> **Written problem**: Give every entry again, unchanged, and leave its images out.

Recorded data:
__________
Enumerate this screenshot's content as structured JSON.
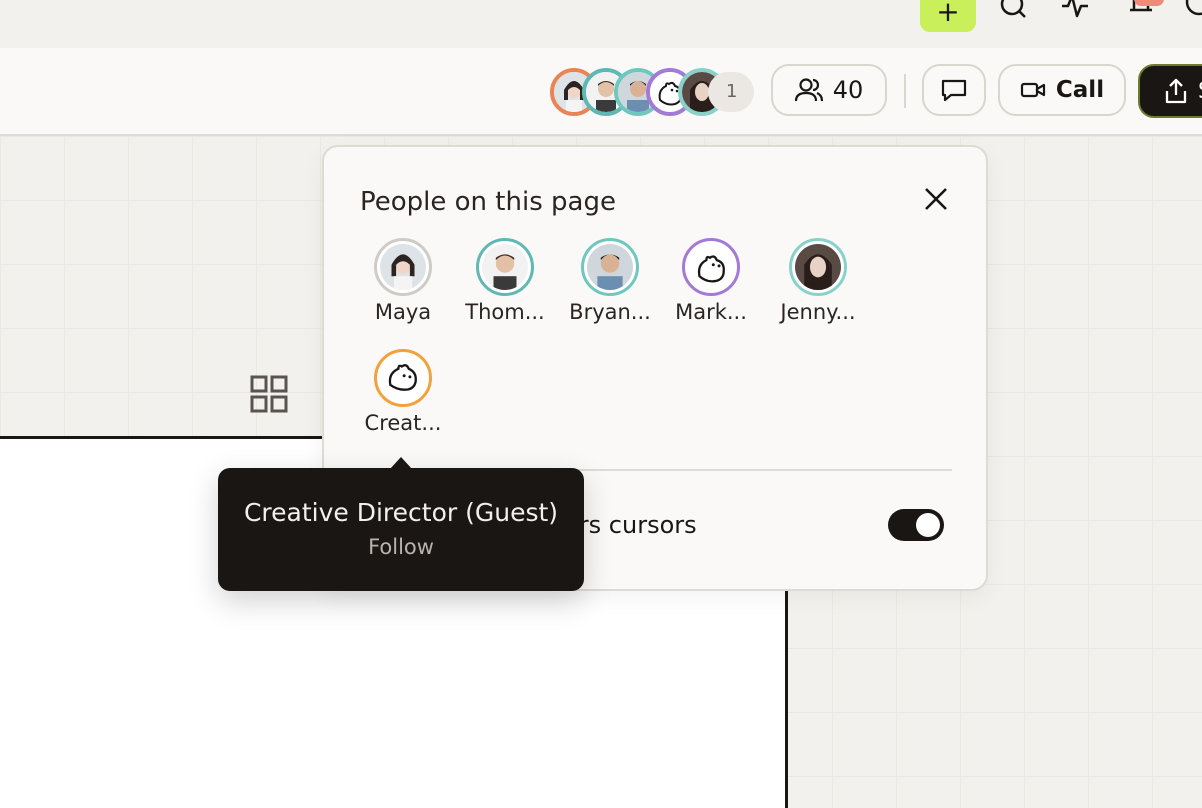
{
  "topbar": {
    "add_label": "+",
    "icons": [
      "search-icon",
      "activity-icon",
      "bell-icon",
      "help-icon"
    ]
  },
  "header": {
    "avatar_overflow_text": "1",
    "people_count": "40",
    "call_label": "Call",
    "share_label": "S"
  },
  "popover": {
    "title": "People on this page",
    "people": [
      {
        "name": "Maya",
        "ring_color": "#cfcbc6"
      },
      {
        "name": "Thom...",
        "ring_color": "#5fb8b4"
      },
      {
        "name": "Bryan...",
        "ring_color": "#6fc7bd"
      },
      {
        "name": "Mark...",
        "ring_color": "#a37ad6"
      },
      {
        "name": "Jenny...",
        "ring_color": "#8ad2c9"
      },
      {
        "name": "Creat...",
        "ring_color": "#f2a13b"
      }
    ],
    "cursors_label": "ators cursors",
    "cursors_toggle_on": true
  },
  "tooltip": {
    "title": "Creative Director (Guest)",
    "action": "Follow"
  },
  "colors": {
    "accent_green": "#c9ef5a",
    "dark": "#1a1614",
    "badge": "#f08a7b"
  }
}
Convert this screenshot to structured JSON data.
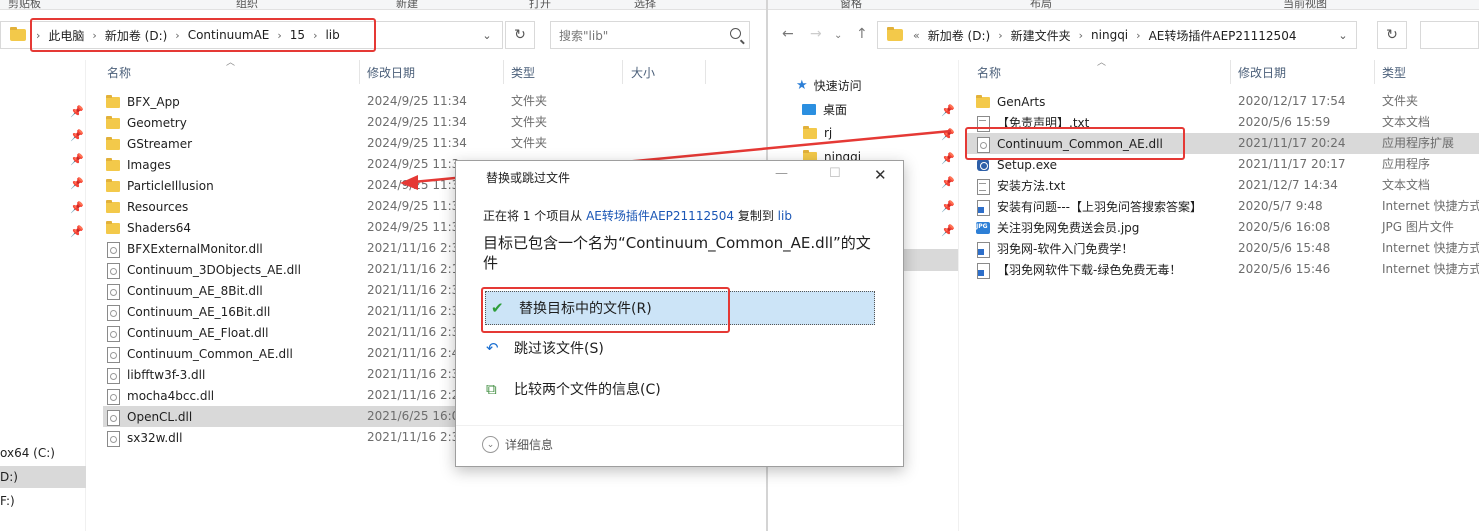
{
  "left": {
    "ribbon": [
      "剪贴板",
      "组织",
      "新建",
      "打开",
      "选择"
    ],
    "breadcrumb": [
      "此电脑",
      "新加卷 (D:)",
      "ContinuumAE",
      "15",
      "lib"
    ],
    "search_placeholder": "搜索\"lib\"",
    "columns": [
      "名称",
      "修改日期",
      "类型",
      "大小"
    ],
    "drives": [
      "ox64 (C:)",
      "D:)",
      "F:)"
    ],
    "files": [
      {
        "name": "BFX_App",
        "date": "2024/9/25 11:34",
        "type": "文件夹",
        "icon": "folder-icon"
      },
      {
        "name": "Geometry",
        "date": "2024/9/25 11:34",
        "type": "文件夹",
        "icon": "folder-icon"
      },
      {
        "name": "GStreamer",
        "date": "2024/9/25 11:34",
        "type": "文件夹",
        "icon": "folder-icon"
      },
      {
        "name": "Images",
        "date": "2024/9/25 11:3",
        "type": "",
        "icon": "folder-icon"
      },
      {
        "name": "ParticleIllusion",
        "date": "2024/9/25 11:3",
        "type": "",
        "icon": "folder-icon"
      },
      {
        "name": "Resources",
        "date": "2024/9/25 11:3",
        "type": "",
        "icon": "folder-icon"
      },
      {
        "name": "Shaders64",
        "date": "2024/9/25 11:3",
        "type": "",
        "icon": "folder-icon"
      },
      {
        "name": "BFXExternalMonitor.dll",
        "date": "2021/11/16 2:3",
        "type": "",
        "icon": "dll-file-icon"
      },
      {
        "name": "Continuum_3DObjects_AE.dll",
        "date": "2021/11/16 2:1",
        "type": "",
        "icon": "dll-file-icon"
      },
      {
        "name": "Continuum_AE_8Bit.dll",
        "date": "2021/11/16 2:3",
        "type": "",
        "icon": "dll-file-icon"
      },
      {
        "name": "Continuum_AE_16Bit.dll",
        "date": "2021/11/16 2:3",
        "type": "",
        "icon": "dll-file-icon"
      },
      {
        "name": "Continuum_AE_Float.dll",
        "date": "2021/11/16 2:3",
        "type": "",
        "icon": "dll-file-icon"
      },
      {
        "name": "Continuum_Common_AE.dll",
        "date": "2021/11/16 2:4",
        "type": "",
        "icon": "dll-file-icon"
      },
      {
        "name": "libfftw3f-3.dll",
        "date": "2021/11/16 2:3",
        "type": "",
        "icon": "dll-file-icon"
      },
      {
        "name": "mocha4bcc.dll",
        "date": "2021/11/16 2:2",
        "type": "",
        "icon": "dll-file-icon"
      },
      {
        "name": "OpenCL.dll",
        "date": "2021/6/25 16:0",
        "type": "",
        "icon": "dll-file-icon"
      },
      {
        "name": "sx32w.dll",
        "date": "2021/11/16 2:3",
        "type": "",
        "icon": "dll-file-icon"
      }
    ]
  },
  "right": {
    "ribbon": [
      "窗格",
      "布局",
      "当前视图"
    ],
    "breadcrumb_prefix": "«",
    "breadcrumb": [
      "新加卷 (D:)",
      "新建文件夹",
      "ningqi",
      "AE转场插件AEP21112504"
    ],
    "columns": [
      "名称",
      "修改日期",
      "类型"
    ],
    "quick_access": [
      {
        "label": "快速访问",
        "icon": "star-icon"
      },
      {
        "label": "桌面",
        "icon": "desktop-icon"
      },
      {
        "label": "rj",
        "icon": "folder-icon"
      },
      {
        "label": "ningqi",
        "icon": "folder-icon"
      }
    ],
    "files": [
      {
        "name": "GenArts",
        "date": "2020/12/17 17:54",
        "type": "文件夹",
        "icon": "folder-icon"
      },
      {
        "name": "【免责声明】.txt",
        "date": "2020/5/6 15:59",
        "type": "文本文档",
        "icon": "text-file-icon"
      },
      {
        "name": "Continuum_Common_AE.dll",
        "date": "2021/11/17 20:24",
        "type": "应用程序扩展",
        "icon": "dll-file-icon"
      },
      {
        "name": "Setup.exe",
        "date": "2021/11/17 20:17",
        "type": "应用程序",
        "icon": "exe-icon"
      },
      {
        "name": "安装方法.txt",
        "date": "2021/12/7 14:34",
        "type": "文本文档",
        "icon": "text-file-icon"
      },
      {
        "name": "安装有问题---【上羽免问答搜索答案】",
        "date": "2020/5/7 9:48",
        "type": "Internet 快捷方式",
        "icon": "shortcut-icon"
      },
      {
        "name": "关注羽免网免费送会员.jpg",
        "date": "2020/5/6 16:08",
        "type": "JPG 图片文件",
        "icon": "jpg-icon"
      },
      {
        "name": "羽免网-软件入门免费学！",
        "date": "2020/5/6 15:48",
        "type": "Internet 快捷方式",
        "icon": "shortcut-icon"
      },
      {
        "name": "【羽免网软件下载-绿色免费无毒！",
        "date": "2020/5/6 15:46",
        "type": "Internet 快捷方式",
        "icon": "shortcut-icon"
      }
    ]
  },
  "dialog": {
    "title": "替换或跳过文件",
    "progress_prefix": "正在将 1 个项目从",
    "source": "AE转场插件AEP21112504",
    "progress_mid": "复制到",
    "dest": "lib",
    "message": "目标已包含一个名为“Continuum_Common_AE.dll”的文件",
    "replace": "替换目标中的文件(R)",
    "skip": "跳过该文件(S)",
    "compare": "比较两个文件的信息(C)",
    "details": "详细信息"
  }
}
__________
> **Result of this exercise**:
Enumerate this screenshot's content as structured JSON.
{
  "topbar": {
    "add_label": "+",
    "icons": [
      "search-icon",
      "activity-icon",
      "bell-icon",
      "help-icon"
    ]
  },
  "header": {
    "avatar_overflow_text": "1",
    "people_count": "40",
    "call_label": "Call",
    "share_label": "S"
  },
  "popover": {
    "title": "People on this page",
    "people": [
      {
        "name": "Maya",
        "ring_color": "#cfcbc6"
      },
      {
        "name": "Thom...",
        "ring_color": "#5fb8b4"
      },
      {
        "name": "Bryan...",
        "ring_color": "#6fc7bd"
      },
      {
        "name": "Mark...",
        "ring_color": "#a37ad6"
      },
      {
        "name": "Jenny...",
        "ring_color": "#8ad2c9"
      },
      {
        "name": "Creat...",
        "ring_color": "#f2a13b"
      }
    ],
    "cursors_label": "ators cursors",
    "cursors_toggle_on": true
  },
  "tooltip": {
    "title": "Creative Director (Guest)",
    "action": "Follow"
  },
  "colors": {
    "accent_green": "#c9ef5a",
    "dark": "#1a1614",
    "badge": "#f08a7b"
  }
}
Convert this screenshot to structured JSON data.
{
  "left": {
    "ribbon": [
      "剪贴板",
      "组织",
      "新建",
      "打开",
      "选择"
    ],
    "breadcrumb": [
      "此电脑",
      "新加卷 (D:)",
      "ContinuumAE",
      "15",
      "lib"
    ],
    "search_placeholder": "搜索\"lib\"",
    "columns": [
      "名称",
      "修改日期",
      "类型",
      "大小"
    ],
    "drives": [
      "ox64 (C:)",
      "D:)",
      "F:)"
    ],
    "files": [
      {
        "name": "BFX_App",
        "date": "2024/9/25 11:34",
        "type": "文件夹",
        "icon": "folder-icon"
      },
      {
        "name": "Geometry",
        "date": "2024/9/25 11:34",
        "type": "文件夹",
        "icon": "folder-icon"
      },
      {
        "name": "GStreamer",
        "date": "2024/9/25 11:34",
        "type": "文件夹",
        "icon": "folder-icon"
      },
      {
        "name": "Images",
        "date": "2024/9/25 11:3",
        "type": "",
        "icon": "folder-icon"
      },
      {
        "name": "ParticleIllusion",
        "date": "2024/9/25 11:3",
        "type": "",
        "icon": "folder-icon"
      },
      {
        "name": "Resources",
        "date": "2024/9/25 11:3",
        "type": "",
        "icon": "folder-icon"
      },
      {
        "name": "Shaders64",
        "date": "2024/9/25 11:3",
        "type": "",
        "icon": "folder-icon"
      },
      {
        "name": "BFXExternalMonitor.dll",
        "date": "2021/11/16 2:3",
        "type": "",
        "icon": "dll-file-icon"
      },
      {
        "name": "Continuum_3DObjects_AE.dll",
        "date": "2021/11/16 2:1",
        "type": "",
        "icon": "dll-file-icon"
      },
      {
        "name": "Continuum_AE_8Bit.dll",
        "date": "2021/11/16 2:3",
        "type": "",
        "icon": "dll-file-icon"
      },
      {
        "name": "Continuum_AE_16Bit.dll",
        "date": "2021/11/16 2:3",
        "type": "",
        "icon": "dll-file-icon"
      },
      {
        "name": "Continuum_AE_Float.dll",
        "date": "2021/11/16 2:3",
        "type": "",
        "icon": "dll-file-icon"
      },
      {
        "name": "Continuum_Common_AE.dll",
        "date": "2021/11/16 2:4",
        "type": "",
        "icon": "dll-file-icon"
      },
      {
        "name": "libfftw3f-3.dll",
        "date": "2021/11/16 2:3",
        "type": "",
        "icon": "dll-file-icon"
      },
      {
        "name": "mocha4bcc.dll",
        "date": "2021/11/16 2:2",
        "type": "",
        "icon": "dll-file-icon"
      },
      {
        "name": "OpenCL.dll",
        "date": "2021/6/25 16:0",
        "type": "",
        "icon": "dll-file-icon"
      },
      {
        "name": "sx32w.dll",
        "date": "2021/11/16 2:3",
        "type": "",
        "icon": "dll-file-icon"
      }
    ]
  },
  "right": {
    "ribbon": [
      "窗格",
      "布局",
      "当前视图"
    ],
    "breadcrumb_prefix": "«",
    "breadcrumb": [
      "新加卷 (D:)",
      "新建文件夹",
      "ningqi",
      "AE转场插件AEP21112504"
    ],
    "columns": [
      "名称",
      "修改日期",
      "类型"
    ],
    "quick_access": [
      {
        "label": "快速访问",
        "icon": "star-icon"
      },
      {
        "label": "桌面",
        "icon": "desktop-icon"
      },
      {
        "label": "rj",
        "icon": "folder-icon"
      },
      {
        "label": "ningqi",
        "icon": "folder-icon"
      }
    ],
    "files": [
      {
        "name": "GenArts",
        "date": "2020/12/17 17:54",
        "type": "文件夹",
        "icon": "folder-icon"
      },
      {
        "name": "【免责声明】.txt",
        "date": "2020/5/6 15:59",
        "type": "文本文档",
        "icon": "text-file-icon"
      },
      {
        "name": "Continuum_Common_AE.dll",
        "date": "2021/11/17 20:24",
        "type": "应用程序扩展",
        "icon": "dll-file-icon"
      },
      {
        "name": "Setup.exe",
        "date": "2021/11/17 20:17",
        "type": "应用程序",
        "icon": "exe-icon"
      },
      {
        "name": "安装方法.txt",
        "date": "2021/12/7 14:34",
        "type": "文本文档",
        "icon": "text-file-icon"
      },
      {
        "name": "安装有问题---【上羽免问答搜索答案】",
        "date": "2020/5/7 9:48",
        "type": "Internet 快捷方式",
        "icon": "shortcut-icon"
      },
      {
        "name": "关注羽免网免费送会员.jpg",
        "date": "2020/5/6 16:08",
        "type": "JPG 图片文件",
        "icon": "jpg-icon"
      },
      {
        "name": "羽免网-软件入门免费学！",
        "date": "2020/5/6 15:48",
        "type": "Internet 快捷方式",
        "icon": "shortcut-icon"
      },
      {
        "name": "【羽免网软件下载-绿色免费无毒！",
        "date": "2020/5/6 15:46",
        "type": "Internet 快捷方式",
        "icon": "shortcut-icon"
      }
    ]
  },
  "dialog": {
    "title": "替换或跳过文件",
    "progress_prefix": "正在将 1 个项目从",
    "source": "AE转场插件AEP21112504",
    "progress_mid": "复制到",
    "dest": "lib",
    "message": "目标已包含一个名为“Continuum_Common_AE.dll”的文件",
    "replace": "替换目标中的文件(R)",
    "skip": "跳过该文件(S)",
    "compare": "比较两个文件的信息(C)",
    "details": "详细信息"
  }
}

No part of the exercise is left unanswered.